Selected extract =
######
HGF reduces advancing lung fibrosis in mice: a potential role for MMP-dependent myofibroblast apoptosis

Abstract

Pulmonary fibrosis is characterized by a loss of lung epithelial cells, replaced by interstitial myofibroblasts to deposit extracellular matrix (ECM) proteins. Previous studies demonstrated that hepatocyte growth factor (HGF) improved lung fibrosis in murine models, whereas molecular mechanisms whereby HGF improved lung fibrosis have yet to be fully understood. When MRC-5 human lung fibroblasts were treated with transforming growth factor-beta1, the cells underwent phenotypic change similar to myofibroblasts and this was associated with up-regulation of c-Met/HGF receptor expression. For the myofibroblast-like cells, HGF increased activities of MMP-2/-9, predominant enzymes for breakdown of fibronectin (FN). Under such conditions, HGF induced caspase-dependent apoptosis, linked with a decrease in a FN central cell binding (CCB) domain involved in FAK phosphorylation. When MMI270 (a broad-spectrum MMP inhibitor) was added together with HGF, decreases in FN-CCB domain expression and FAK phosphorylation by HGF were restored, and these events were associated with an inhibition of HGF-induced apoptosis, suggesting that increased activities of MMPs underlie the major mechanism of HGF-mediated apoptosis in myofibroblasts. In bleomycin-treated mice, c-Met expression was found on interstitial myofibroblasts and HGF increased apoptosis in culture of myofibroblasts isolated from bleomycin-treated murine lungs. Furthermore, administration of recombinant HGF to bleomycin-treated mice increased lung MMP activities and enhanced myofibroblast apoptosis, while in vivo MMI270 injections together with HGF inhibited such MMP activation, leading to suppressed myofibroblast apoptosis. In conclusion, we identified HGF as a key ligand to elicit myofibroblast apoptosis and ECM degradation, whereas activation of the HGF/c-Met system in fibrotic lungs may be considered a target to attenuate progression of chronic lung disorders.
######
Listed records =

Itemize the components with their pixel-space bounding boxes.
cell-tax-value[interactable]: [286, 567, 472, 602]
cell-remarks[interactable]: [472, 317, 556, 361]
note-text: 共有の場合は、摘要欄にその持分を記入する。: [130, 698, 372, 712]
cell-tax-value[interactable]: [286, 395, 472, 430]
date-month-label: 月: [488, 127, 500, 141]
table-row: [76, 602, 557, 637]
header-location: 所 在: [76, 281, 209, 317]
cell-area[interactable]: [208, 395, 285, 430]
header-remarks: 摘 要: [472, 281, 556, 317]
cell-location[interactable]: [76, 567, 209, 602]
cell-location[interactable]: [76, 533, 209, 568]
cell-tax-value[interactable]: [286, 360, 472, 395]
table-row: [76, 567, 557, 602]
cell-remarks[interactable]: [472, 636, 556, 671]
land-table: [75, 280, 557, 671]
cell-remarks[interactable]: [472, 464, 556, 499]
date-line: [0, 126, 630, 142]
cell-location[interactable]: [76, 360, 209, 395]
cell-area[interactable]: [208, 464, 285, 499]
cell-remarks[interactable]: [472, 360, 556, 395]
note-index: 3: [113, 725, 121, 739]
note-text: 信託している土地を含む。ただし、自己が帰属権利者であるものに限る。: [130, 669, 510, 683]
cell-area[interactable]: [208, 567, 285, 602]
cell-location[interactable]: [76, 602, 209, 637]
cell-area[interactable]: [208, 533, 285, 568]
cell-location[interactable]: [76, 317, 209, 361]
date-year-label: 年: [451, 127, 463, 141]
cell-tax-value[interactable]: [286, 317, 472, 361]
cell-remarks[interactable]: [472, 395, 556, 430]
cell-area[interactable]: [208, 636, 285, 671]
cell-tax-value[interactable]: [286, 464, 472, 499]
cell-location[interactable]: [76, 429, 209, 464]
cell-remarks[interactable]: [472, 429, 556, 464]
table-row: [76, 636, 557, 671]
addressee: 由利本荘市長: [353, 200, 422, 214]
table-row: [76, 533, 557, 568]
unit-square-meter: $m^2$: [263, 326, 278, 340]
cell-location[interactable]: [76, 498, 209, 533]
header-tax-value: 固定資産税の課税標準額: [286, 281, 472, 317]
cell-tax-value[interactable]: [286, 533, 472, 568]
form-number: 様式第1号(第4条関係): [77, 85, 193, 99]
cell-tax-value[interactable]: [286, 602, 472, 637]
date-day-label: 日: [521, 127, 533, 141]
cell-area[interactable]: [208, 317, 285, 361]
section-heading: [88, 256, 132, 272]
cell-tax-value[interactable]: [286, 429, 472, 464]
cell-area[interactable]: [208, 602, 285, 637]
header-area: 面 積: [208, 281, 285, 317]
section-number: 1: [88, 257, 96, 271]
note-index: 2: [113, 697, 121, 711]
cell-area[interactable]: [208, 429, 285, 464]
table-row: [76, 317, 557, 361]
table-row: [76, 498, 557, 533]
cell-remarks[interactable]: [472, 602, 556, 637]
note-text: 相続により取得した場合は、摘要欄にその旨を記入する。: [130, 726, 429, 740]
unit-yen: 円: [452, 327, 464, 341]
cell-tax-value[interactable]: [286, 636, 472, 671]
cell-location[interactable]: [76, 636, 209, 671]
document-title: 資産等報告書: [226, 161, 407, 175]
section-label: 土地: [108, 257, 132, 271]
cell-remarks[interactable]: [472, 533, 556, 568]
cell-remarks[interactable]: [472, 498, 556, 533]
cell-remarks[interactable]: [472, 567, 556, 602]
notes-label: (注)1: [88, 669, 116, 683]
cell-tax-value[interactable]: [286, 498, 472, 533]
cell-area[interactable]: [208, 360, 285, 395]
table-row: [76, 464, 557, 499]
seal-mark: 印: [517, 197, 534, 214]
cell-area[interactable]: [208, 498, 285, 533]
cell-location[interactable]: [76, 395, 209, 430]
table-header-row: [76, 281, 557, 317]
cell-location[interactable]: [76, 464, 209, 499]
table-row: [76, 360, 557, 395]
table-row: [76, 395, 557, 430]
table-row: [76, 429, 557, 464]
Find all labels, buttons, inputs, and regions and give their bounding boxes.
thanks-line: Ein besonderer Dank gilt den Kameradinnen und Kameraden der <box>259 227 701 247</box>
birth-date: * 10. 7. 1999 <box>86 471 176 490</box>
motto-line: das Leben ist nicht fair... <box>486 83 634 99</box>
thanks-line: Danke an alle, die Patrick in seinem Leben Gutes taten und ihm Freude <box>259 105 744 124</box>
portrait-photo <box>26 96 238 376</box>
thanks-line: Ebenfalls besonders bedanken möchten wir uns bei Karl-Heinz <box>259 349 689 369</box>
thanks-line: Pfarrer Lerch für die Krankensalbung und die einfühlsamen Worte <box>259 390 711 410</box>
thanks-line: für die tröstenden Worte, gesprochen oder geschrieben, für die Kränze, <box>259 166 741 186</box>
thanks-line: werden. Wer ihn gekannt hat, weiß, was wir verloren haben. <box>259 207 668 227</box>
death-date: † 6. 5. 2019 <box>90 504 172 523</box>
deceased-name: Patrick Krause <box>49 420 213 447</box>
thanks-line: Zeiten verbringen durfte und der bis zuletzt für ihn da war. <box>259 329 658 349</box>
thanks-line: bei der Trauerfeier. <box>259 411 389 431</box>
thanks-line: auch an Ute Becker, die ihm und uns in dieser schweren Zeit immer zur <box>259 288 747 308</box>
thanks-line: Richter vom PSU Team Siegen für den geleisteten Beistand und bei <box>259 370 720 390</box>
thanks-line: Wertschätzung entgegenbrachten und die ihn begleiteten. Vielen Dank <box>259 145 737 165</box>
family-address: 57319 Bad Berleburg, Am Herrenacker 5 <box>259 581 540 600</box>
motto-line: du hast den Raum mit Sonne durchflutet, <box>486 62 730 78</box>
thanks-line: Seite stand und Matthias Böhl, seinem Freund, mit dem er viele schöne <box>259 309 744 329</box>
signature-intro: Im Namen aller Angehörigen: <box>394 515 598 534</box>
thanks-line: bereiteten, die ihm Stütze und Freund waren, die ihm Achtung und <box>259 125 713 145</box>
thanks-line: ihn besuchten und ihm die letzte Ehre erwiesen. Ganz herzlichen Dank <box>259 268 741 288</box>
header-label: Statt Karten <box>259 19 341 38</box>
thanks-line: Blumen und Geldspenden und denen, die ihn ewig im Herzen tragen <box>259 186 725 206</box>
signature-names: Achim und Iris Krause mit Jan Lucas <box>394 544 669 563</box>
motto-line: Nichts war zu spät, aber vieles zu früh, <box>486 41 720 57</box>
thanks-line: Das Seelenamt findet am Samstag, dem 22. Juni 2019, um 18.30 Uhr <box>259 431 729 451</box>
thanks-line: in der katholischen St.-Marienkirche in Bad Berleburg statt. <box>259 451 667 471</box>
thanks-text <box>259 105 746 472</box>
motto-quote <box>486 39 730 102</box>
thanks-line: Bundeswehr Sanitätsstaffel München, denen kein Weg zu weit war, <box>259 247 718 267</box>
######
Exercise instructions = According to the HGF lung fibrosis abstract, why do the findings suggest that increased MMP activity is the major mechanism of HGF-mediated apoptosis in myofibroblasts? Answer in one to three sentences. Answer from the text alone, not from the rows.

Answer = When the broad-spectrum MMP inhibitor MMI270 was added together with HGF, the decreases in FN-CCB domain expression and FAK phosphorylation caused by HGF were restored. These events were associated with an inhibition of HGF-induced apoptosis.